-- Begin --
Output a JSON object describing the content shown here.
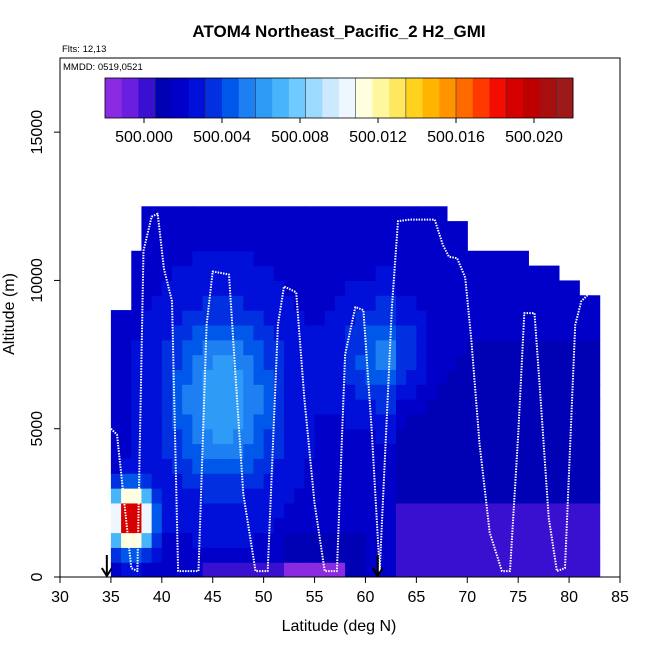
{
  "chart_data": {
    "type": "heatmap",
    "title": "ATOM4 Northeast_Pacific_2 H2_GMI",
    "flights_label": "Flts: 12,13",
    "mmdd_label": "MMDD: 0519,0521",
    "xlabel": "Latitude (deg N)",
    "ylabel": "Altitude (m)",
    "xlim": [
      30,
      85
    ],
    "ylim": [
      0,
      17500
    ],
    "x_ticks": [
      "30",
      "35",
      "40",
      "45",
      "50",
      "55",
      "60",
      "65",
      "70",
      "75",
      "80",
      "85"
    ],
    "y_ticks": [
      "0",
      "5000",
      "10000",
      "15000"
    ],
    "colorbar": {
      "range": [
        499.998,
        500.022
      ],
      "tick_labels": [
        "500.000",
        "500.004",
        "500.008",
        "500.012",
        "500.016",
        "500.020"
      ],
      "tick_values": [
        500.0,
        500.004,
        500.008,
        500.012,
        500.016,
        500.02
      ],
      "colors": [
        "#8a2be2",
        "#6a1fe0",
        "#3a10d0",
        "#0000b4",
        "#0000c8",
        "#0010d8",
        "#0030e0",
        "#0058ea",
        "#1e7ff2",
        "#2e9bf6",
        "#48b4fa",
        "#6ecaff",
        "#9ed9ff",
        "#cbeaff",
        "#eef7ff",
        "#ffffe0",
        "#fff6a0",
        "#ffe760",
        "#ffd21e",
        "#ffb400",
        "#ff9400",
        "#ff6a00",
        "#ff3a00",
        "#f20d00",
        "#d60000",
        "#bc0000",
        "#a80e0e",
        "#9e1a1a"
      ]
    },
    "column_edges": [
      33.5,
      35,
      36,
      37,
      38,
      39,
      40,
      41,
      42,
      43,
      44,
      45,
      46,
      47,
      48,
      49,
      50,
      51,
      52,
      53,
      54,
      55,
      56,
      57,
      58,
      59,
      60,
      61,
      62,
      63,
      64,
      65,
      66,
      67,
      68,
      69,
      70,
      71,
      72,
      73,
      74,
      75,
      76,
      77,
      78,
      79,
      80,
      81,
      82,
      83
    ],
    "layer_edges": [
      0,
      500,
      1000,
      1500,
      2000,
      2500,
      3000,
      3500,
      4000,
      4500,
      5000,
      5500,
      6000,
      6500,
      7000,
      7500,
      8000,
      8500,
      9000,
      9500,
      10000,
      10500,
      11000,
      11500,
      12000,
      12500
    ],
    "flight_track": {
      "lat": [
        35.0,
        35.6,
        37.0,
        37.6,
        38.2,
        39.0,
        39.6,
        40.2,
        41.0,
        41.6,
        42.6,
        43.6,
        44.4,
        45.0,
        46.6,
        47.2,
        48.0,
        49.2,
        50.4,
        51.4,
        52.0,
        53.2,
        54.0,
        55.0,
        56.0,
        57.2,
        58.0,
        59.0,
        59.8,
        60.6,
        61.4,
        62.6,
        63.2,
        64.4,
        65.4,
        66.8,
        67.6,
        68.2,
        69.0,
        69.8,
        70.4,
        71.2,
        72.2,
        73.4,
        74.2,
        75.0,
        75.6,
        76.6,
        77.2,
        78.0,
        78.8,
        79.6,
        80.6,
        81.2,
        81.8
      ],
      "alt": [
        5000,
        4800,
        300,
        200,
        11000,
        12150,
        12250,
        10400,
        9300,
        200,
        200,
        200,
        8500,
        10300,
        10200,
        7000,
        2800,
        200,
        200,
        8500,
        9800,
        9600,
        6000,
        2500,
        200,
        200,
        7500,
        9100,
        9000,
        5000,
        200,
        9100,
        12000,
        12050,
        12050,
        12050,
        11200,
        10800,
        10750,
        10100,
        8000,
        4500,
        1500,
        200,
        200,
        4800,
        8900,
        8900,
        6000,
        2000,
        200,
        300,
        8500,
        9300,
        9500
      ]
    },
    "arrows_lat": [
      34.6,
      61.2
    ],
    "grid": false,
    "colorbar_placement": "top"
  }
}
-- End --
-- Begin --
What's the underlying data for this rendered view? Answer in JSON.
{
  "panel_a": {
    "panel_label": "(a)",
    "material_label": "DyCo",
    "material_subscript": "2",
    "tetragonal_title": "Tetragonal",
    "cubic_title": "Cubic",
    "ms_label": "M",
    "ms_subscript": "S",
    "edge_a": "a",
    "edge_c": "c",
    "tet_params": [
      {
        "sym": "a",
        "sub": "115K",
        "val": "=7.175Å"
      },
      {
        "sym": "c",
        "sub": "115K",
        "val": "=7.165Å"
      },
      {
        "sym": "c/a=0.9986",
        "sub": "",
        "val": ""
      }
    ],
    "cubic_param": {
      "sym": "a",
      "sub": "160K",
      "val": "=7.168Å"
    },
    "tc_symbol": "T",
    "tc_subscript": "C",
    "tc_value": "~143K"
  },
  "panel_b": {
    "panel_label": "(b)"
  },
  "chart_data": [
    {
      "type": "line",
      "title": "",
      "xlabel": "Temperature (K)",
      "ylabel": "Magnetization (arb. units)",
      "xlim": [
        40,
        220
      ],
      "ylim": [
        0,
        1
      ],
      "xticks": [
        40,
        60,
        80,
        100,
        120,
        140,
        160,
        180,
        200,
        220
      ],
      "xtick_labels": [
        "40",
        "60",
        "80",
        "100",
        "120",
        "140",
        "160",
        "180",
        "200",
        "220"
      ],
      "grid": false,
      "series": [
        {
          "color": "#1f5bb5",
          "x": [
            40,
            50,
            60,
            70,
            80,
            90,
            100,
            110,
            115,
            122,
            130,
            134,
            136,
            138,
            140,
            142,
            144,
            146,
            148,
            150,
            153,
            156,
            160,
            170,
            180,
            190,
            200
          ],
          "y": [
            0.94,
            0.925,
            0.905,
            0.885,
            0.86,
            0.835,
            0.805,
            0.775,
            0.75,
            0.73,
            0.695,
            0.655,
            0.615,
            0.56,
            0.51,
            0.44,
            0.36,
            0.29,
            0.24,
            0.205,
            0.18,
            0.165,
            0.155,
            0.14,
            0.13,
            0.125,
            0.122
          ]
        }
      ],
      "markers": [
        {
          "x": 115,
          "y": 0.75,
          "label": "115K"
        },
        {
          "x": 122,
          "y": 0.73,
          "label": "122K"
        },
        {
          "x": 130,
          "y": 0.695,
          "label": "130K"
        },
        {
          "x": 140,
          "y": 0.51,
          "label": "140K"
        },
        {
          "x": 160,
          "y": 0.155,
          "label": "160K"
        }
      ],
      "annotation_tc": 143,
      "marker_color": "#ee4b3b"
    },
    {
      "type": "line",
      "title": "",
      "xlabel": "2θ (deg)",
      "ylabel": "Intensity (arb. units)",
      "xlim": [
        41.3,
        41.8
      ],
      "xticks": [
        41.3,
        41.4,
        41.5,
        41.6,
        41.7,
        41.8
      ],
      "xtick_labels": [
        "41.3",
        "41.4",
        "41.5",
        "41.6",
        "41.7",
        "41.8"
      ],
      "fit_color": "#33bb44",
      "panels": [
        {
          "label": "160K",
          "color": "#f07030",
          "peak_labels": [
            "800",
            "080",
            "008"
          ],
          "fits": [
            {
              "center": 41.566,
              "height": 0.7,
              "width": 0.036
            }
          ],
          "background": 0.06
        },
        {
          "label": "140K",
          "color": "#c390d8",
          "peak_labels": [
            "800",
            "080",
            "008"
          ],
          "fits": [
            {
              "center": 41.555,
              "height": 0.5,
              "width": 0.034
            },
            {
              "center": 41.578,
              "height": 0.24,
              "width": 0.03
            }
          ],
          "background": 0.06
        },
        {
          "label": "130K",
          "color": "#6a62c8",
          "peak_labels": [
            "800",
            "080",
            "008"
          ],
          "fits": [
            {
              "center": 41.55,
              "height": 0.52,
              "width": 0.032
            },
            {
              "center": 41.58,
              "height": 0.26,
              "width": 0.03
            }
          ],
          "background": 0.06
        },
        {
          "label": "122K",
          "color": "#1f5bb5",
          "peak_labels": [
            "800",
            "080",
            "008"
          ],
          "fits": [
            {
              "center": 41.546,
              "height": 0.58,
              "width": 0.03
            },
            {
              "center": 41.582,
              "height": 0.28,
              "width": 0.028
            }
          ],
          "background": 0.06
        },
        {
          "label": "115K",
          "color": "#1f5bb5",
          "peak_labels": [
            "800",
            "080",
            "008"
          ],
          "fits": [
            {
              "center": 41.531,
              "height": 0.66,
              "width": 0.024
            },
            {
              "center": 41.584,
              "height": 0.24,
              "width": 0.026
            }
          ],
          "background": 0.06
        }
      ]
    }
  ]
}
-- End --
Stated exercise. Say how many lines in the records hold the string "ylabel", and say nothing else.

Full response. 3